_EXTRACT TO READ:_
▼▼▼
When Babe is in his hotel room his door opens and reveals the room number across the hall to be room #714 - an obvious reference to the total number of home runs the Babe hit during his career.

When interviewed during production of the film, John Goodman noted the irony of having to lose weight to play the part of Ruth.

The minor league Danville Dans stadium in Danville, Illinois, was the one used for Fenway Park and Forbes Field, as well as being seen in black/white news footage.

Every ballpark except Fenway Park was portrayed by Wrigley Field (Cubs fans can tell just by looking at how the grass is cut by 1st and 3rd base).

In the film, "Jumping" Joe Dugan is portrayed as Ruth's teammate and mentor since Ruth's rookie year in Boston in 1914. In real life, Babe Ruth was sold to the Yankees in 1920. Joe Dugan didn't join the Red Sox until 1922 and the two weren't teammates until Dugan was traded to the Yankees midway through the 1922 season.

The transportation scenes were filmed at the Illinois Railway Museum in Union, Illionis. The museum's Frisco 1630 steam locomotive and the observation car "Inglehome" were used. The museum's 1859 Chicago horse car was moved to Chicago's Webster Street for a cameo role as a Baltimore horse-drawn tram in the segment about Ruth's childhood days.

When he's in his last days of playing and he hits home runs, he can not touch first and walk back to the dugout , he's required to touch all the bases in order, not just first. Now if Ruth got a single, he could have a pinch runner but he would be out of the game.

Wayne Messmer plays the Yankees announcer. In real life, he is affiliated with the Chicago Cubs, having sung the National Anthem hundreds of times at Wrigley Field and also served as the public address announcer.

In addition to the myth of the "called shot", the movie also perpetuates the myth that Babe Ruth promised a dying kid in a hospital that he would hit a home run for him. This myth was based on the fact that Ruth often did visit children's wards in hospitals and did on occasion promise to hit home runs for sick children. But it is not known if he had ever fulfilled such a specific request for a dying kid.
▲▲▲
_ENTRIES SUPPLIED:_
▼▼▼
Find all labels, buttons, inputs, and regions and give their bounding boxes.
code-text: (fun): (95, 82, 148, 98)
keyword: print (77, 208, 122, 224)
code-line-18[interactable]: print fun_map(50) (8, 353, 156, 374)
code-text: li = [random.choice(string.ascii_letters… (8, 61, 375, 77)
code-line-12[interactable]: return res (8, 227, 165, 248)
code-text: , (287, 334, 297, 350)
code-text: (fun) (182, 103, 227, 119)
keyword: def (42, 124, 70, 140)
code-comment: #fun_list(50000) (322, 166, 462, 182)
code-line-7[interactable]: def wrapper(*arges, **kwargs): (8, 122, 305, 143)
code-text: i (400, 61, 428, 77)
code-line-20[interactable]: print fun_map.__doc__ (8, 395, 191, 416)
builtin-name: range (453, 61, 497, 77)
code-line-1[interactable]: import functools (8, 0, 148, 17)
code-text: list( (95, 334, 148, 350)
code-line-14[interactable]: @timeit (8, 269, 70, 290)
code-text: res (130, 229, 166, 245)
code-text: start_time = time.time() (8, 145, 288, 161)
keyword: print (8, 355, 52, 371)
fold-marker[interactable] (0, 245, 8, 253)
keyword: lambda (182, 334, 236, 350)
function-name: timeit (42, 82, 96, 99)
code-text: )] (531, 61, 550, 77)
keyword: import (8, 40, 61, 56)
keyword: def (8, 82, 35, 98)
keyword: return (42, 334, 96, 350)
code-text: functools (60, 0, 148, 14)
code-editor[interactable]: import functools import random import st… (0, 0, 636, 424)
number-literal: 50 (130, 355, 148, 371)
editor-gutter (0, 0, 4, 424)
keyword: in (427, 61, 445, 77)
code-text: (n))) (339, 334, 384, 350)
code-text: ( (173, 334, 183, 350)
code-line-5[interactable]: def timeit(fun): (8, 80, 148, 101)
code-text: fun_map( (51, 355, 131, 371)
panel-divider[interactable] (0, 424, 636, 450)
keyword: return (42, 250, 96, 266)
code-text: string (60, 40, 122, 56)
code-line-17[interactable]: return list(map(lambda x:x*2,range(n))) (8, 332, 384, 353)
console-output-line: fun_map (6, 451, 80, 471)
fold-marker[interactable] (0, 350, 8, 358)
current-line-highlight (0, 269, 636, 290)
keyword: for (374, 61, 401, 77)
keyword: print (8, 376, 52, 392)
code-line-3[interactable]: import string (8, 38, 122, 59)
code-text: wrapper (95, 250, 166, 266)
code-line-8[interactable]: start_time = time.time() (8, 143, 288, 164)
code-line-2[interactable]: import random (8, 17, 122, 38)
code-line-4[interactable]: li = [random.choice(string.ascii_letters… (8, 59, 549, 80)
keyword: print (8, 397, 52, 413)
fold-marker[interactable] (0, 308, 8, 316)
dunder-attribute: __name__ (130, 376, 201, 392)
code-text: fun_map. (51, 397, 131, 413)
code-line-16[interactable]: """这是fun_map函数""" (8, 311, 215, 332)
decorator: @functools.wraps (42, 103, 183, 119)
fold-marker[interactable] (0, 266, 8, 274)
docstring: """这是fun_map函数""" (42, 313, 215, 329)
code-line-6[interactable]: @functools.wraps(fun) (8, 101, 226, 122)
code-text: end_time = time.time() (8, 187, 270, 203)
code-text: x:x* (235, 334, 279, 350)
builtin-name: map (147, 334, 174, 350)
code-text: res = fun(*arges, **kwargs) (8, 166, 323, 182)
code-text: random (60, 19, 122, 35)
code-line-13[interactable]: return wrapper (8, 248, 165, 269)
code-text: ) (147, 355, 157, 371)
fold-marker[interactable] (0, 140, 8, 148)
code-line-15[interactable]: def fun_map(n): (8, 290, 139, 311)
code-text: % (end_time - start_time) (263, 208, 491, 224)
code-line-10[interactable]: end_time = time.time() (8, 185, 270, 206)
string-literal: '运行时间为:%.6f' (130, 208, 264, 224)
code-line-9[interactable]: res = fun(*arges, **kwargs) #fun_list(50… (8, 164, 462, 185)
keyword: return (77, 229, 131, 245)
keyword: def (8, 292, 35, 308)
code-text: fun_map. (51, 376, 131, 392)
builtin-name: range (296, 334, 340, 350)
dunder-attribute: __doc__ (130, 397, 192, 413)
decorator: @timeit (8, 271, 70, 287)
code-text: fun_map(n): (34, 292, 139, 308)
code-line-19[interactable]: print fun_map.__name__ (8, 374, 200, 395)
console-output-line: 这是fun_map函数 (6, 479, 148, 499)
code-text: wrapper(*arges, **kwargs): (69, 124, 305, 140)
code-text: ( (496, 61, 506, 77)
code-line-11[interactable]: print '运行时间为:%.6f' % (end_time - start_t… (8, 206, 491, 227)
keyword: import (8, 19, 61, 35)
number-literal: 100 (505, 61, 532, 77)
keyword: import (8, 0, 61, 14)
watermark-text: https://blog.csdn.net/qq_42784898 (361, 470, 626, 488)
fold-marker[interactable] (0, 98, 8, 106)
▲▲▲
_WORK INSTRUCTIONS:_
1 – Write out again the part of the trivia about the Babe Ruth film that starts at "When he's in" and ends after "public address announcer.", renaming "Wayne Messmer" as "the singer".
2 – Check each statement against the trivia about the Babe Ruth film. Answer yes or no, and quote the words that decide it.
(a) The transportation scenes used the Frisco 1630 steam locomotive.
(b) Babe Ruth was sold to the Yankees in 1922.
(c) Wrigley Field stood in for Fenway Park.
3 – Pick up the trivia about the Babe Ruth film after its final sentence and keep going.
The listing above comes from a different source than the trivia about the Babe Ruth film.

_RESPONSES FOR EACH TASK:_
1 –
When he's in his last days of playing and he hits home runs, he can not touch first and walk back to the dugout , he's required to touch all the bases in order, not just first. Now if Ruth got a single, he could have a pinch runner but he would be out of the game.

the singer plays the Yankees announcer. In real life, he is affiliated with the Chicago Cubs, having sung the National Anthem hundreds of times at Wrigley Field and also served as the public address announcer.

2 –
(a) Yes: "The museum's Frisco 1630 steam locomotive and the observation car "Inglehome" were used."
(b) No: "In real life, Babe Ruth was sold to the Yankees in 1920."
(c) No: "Every ballpark except Fenway Park was portrayed by Wrigley Field"

3 –
Like the film "The Babe Ruth Story", this film perpetuates the myth that Babe Ruth dramatically pointed to center filed and "called his shot" in the 1932 World Series against the Chicago Cubs. In reality, Ruth did not actually point to the stands. According to both Yankees and Cubs players who were still living and interviewed over the years, they said that while Ruth was at bat, the Cubs players were razzing him on each strike, to which Ruth sarcastically held up a finger for each strike (as shown in the movie) as if to say "It's only strike one", "It's only strike two". Then, according to Cubs catcher, Gabby Harnett, Ruth said "It only takes one to hit it." Ruth called his shot in the sense that he predicted that he was going to hit a home run. But he never actually pointed as shown in the movie.

When the babe (john goodman) gives away a suit to jumping joe he opens the hotel rooms door. The room number visible across the hall is 714. Same as the number of homeruns in babe ruths career

James Cromwell went on to star in another movie with a similar name just 3 years later about a pig - Babe (1995).

Both Beep Iams and Brendan Hutt are misbilled as Boys from St. Mary's. They were in fact, Boys in the Stands at Fenway Park, although their scene was cut in pre-production.

Final film appearance of Jeffrey Wiseman, who played Mitch Murphy in Home Alone (1990).